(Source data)
* BEGIN *

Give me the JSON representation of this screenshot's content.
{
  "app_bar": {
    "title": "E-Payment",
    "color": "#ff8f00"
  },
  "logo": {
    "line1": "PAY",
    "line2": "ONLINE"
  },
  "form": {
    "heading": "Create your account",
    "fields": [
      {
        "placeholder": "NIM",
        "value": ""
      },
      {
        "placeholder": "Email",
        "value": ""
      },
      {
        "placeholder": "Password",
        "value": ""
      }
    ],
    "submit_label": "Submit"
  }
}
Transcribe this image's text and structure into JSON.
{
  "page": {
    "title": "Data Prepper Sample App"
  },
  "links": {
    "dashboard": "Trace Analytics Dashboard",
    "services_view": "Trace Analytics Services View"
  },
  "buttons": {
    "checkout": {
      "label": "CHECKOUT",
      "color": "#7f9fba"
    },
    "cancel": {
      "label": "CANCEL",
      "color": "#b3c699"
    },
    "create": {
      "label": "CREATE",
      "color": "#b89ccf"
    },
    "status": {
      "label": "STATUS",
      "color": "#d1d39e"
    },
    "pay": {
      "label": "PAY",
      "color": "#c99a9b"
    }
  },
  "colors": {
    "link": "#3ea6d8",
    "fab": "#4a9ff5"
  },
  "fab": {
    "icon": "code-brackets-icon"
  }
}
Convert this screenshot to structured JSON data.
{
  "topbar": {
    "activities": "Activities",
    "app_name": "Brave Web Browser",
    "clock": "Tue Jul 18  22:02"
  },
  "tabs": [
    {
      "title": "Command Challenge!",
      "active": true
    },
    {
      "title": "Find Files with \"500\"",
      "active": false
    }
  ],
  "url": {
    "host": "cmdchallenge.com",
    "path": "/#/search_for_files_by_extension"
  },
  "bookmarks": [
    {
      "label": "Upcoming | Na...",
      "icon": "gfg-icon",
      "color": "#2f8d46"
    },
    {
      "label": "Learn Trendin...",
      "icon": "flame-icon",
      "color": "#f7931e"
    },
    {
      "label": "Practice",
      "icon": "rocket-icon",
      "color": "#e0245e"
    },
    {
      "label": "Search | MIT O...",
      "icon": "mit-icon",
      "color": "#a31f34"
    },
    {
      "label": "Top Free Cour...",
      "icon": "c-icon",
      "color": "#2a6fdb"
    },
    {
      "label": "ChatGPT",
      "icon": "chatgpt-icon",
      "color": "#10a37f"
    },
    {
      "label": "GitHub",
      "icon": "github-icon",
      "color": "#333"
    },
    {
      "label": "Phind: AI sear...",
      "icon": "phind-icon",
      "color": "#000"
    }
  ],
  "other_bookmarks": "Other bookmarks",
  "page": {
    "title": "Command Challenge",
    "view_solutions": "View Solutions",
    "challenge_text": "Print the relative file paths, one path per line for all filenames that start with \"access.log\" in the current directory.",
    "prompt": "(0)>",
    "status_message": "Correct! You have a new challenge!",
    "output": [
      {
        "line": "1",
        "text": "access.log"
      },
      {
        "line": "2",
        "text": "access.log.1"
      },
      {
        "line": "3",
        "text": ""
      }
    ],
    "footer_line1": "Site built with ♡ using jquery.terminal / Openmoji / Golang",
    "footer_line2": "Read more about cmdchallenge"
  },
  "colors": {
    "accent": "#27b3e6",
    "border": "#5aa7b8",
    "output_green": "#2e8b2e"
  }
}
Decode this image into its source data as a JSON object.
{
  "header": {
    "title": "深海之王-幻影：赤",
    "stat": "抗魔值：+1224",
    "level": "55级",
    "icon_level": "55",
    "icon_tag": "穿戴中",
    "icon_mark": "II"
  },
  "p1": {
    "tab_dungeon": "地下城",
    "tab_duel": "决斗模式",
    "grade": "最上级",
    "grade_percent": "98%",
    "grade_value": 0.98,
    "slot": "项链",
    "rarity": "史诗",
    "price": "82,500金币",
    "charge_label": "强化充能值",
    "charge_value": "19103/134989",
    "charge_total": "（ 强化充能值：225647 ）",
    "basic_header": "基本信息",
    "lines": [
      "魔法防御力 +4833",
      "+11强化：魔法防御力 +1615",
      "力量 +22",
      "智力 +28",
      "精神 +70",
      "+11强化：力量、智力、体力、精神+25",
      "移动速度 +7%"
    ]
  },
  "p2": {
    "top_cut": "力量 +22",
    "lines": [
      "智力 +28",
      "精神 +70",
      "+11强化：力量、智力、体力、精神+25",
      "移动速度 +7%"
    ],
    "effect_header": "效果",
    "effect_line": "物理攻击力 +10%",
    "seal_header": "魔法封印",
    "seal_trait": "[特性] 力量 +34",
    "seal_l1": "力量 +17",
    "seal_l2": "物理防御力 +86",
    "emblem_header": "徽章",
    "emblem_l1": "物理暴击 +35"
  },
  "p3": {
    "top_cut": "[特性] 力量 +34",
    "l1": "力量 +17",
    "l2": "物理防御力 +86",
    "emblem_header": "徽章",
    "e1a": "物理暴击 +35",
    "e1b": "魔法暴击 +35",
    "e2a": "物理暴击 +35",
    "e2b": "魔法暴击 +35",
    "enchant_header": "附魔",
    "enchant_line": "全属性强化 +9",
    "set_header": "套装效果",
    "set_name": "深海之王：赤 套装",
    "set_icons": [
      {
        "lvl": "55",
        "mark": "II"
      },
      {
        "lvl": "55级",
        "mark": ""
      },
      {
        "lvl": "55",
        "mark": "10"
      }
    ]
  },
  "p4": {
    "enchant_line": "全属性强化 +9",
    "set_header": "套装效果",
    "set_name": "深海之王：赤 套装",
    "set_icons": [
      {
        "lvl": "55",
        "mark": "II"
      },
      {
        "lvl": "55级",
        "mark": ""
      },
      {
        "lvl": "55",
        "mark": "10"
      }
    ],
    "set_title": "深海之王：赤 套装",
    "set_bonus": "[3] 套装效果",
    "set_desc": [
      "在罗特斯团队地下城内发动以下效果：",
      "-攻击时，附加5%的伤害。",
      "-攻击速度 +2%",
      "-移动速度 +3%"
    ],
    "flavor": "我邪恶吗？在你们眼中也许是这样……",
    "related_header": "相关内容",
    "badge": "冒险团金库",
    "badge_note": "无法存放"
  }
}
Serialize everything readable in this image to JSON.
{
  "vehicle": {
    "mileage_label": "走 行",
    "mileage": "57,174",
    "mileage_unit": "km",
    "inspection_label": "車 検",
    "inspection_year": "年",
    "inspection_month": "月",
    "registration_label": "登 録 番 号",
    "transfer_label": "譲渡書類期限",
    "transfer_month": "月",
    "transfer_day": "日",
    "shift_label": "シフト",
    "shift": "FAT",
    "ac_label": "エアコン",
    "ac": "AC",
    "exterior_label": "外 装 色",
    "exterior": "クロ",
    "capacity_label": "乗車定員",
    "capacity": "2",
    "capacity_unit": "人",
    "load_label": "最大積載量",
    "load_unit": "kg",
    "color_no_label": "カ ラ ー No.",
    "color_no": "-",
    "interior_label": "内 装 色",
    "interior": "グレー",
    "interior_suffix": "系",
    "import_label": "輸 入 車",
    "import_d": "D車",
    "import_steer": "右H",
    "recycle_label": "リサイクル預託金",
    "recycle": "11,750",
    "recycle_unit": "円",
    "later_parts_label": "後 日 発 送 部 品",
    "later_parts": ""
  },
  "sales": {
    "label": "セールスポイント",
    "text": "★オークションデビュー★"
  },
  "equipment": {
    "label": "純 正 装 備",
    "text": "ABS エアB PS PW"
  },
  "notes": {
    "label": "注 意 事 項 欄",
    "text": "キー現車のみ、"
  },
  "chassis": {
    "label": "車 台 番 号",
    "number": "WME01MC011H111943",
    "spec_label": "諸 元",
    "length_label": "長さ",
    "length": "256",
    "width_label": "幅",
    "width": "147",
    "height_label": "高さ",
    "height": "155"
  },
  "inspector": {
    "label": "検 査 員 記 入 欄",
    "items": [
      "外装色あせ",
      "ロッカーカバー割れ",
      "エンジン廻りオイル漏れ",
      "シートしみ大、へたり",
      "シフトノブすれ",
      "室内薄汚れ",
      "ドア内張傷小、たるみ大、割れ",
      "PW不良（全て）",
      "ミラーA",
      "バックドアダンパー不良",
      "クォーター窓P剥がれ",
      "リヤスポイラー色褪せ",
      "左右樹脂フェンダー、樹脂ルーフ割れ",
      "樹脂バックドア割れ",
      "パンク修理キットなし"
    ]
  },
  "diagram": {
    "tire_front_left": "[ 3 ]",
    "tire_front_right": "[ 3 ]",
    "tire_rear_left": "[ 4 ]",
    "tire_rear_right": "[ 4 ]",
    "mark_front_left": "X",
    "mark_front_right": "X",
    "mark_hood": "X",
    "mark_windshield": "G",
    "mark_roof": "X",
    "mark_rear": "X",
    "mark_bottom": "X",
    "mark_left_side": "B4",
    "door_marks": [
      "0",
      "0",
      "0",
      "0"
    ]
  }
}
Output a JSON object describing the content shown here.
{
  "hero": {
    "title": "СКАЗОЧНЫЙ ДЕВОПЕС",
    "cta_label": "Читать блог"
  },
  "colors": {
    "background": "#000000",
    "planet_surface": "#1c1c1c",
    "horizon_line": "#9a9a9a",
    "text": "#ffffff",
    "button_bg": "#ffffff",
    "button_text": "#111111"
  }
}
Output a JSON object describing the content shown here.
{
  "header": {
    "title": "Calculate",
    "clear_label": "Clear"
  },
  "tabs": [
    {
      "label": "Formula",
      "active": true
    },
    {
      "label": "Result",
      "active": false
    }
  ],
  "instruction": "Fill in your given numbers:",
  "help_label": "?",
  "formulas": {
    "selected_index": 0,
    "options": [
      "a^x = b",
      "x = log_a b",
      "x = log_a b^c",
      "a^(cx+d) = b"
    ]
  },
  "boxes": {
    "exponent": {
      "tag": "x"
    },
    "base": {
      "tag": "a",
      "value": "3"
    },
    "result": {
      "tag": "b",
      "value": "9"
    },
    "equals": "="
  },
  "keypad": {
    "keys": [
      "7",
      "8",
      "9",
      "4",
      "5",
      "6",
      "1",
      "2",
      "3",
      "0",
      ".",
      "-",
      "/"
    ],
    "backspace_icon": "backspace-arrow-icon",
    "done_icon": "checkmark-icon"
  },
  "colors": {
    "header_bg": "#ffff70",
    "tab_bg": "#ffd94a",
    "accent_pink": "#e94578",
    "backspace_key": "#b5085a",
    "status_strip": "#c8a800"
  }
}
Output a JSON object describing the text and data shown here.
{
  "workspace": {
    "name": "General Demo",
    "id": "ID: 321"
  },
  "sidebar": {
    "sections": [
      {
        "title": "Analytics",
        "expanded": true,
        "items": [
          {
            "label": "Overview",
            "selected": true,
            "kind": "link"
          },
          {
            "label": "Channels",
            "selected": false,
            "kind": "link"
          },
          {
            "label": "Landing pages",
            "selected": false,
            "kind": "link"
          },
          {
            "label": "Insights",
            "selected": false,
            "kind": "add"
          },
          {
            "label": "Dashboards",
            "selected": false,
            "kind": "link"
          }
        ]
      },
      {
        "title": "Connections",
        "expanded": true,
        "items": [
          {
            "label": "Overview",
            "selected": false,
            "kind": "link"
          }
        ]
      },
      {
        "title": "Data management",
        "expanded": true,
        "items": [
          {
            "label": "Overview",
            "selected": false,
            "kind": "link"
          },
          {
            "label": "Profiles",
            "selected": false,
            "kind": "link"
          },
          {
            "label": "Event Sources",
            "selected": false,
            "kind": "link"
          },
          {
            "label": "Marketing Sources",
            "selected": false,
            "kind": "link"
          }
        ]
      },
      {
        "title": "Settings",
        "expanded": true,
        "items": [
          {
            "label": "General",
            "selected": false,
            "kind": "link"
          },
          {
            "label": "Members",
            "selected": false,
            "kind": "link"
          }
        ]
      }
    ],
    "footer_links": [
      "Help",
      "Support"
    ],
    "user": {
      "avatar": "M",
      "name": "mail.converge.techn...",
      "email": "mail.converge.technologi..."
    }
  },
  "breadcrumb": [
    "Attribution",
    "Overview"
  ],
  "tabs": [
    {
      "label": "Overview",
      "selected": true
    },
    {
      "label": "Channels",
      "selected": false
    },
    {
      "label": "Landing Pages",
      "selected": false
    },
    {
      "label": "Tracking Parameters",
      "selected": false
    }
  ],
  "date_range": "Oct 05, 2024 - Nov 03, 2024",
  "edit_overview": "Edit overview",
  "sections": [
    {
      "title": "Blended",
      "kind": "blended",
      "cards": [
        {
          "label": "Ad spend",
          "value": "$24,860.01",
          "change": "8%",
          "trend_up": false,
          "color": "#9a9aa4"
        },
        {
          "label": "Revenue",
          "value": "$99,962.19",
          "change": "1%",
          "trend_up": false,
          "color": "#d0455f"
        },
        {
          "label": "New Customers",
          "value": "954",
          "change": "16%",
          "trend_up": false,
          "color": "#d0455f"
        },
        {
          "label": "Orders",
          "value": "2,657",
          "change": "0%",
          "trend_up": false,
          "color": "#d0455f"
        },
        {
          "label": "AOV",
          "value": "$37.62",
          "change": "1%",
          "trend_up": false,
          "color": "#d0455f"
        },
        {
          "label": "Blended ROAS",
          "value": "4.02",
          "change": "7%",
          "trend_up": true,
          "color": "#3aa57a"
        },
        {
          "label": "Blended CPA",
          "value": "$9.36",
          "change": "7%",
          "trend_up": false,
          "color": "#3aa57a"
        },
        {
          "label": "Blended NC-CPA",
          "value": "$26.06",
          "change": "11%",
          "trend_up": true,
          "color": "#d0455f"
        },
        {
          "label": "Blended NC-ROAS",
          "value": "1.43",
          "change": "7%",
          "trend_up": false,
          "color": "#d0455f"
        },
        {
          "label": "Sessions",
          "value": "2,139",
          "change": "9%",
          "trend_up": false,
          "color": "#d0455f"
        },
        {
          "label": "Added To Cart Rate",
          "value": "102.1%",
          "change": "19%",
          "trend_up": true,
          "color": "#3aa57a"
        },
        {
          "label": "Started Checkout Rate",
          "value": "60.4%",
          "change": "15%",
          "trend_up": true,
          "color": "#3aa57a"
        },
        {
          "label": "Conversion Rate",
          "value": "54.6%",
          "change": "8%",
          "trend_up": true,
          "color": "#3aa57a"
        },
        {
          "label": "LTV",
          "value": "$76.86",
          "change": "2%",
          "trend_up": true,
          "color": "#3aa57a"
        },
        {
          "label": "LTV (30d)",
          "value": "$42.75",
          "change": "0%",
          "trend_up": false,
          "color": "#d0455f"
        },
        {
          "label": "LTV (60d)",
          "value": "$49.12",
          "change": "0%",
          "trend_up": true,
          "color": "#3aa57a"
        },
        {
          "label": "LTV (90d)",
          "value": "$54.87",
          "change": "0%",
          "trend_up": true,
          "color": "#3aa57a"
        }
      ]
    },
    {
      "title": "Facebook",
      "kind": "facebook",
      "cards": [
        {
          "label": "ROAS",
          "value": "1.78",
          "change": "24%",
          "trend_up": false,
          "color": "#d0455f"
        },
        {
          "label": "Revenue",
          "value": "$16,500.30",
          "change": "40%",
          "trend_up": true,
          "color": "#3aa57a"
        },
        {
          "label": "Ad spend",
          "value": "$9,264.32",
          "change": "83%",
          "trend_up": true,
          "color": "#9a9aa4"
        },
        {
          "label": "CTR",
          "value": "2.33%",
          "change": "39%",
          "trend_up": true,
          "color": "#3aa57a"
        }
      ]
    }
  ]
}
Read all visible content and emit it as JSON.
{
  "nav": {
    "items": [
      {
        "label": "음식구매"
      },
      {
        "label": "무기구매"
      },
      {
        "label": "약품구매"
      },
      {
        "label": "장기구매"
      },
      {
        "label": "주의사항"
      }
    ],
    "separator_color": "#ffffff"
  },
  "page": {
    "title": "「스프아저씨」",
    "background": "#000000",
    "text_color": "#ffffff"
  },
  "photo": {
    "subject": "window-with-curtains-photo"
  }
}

* END *

■ SHORT EXERCISE: Which lines include the word "image"? Copy every one of them.

■ RESULT BELOW:
Transcribe this image's text and structure into JSON.
Decode this image into its source data as a JSON object.
Serialize everything readable in this image to JSON.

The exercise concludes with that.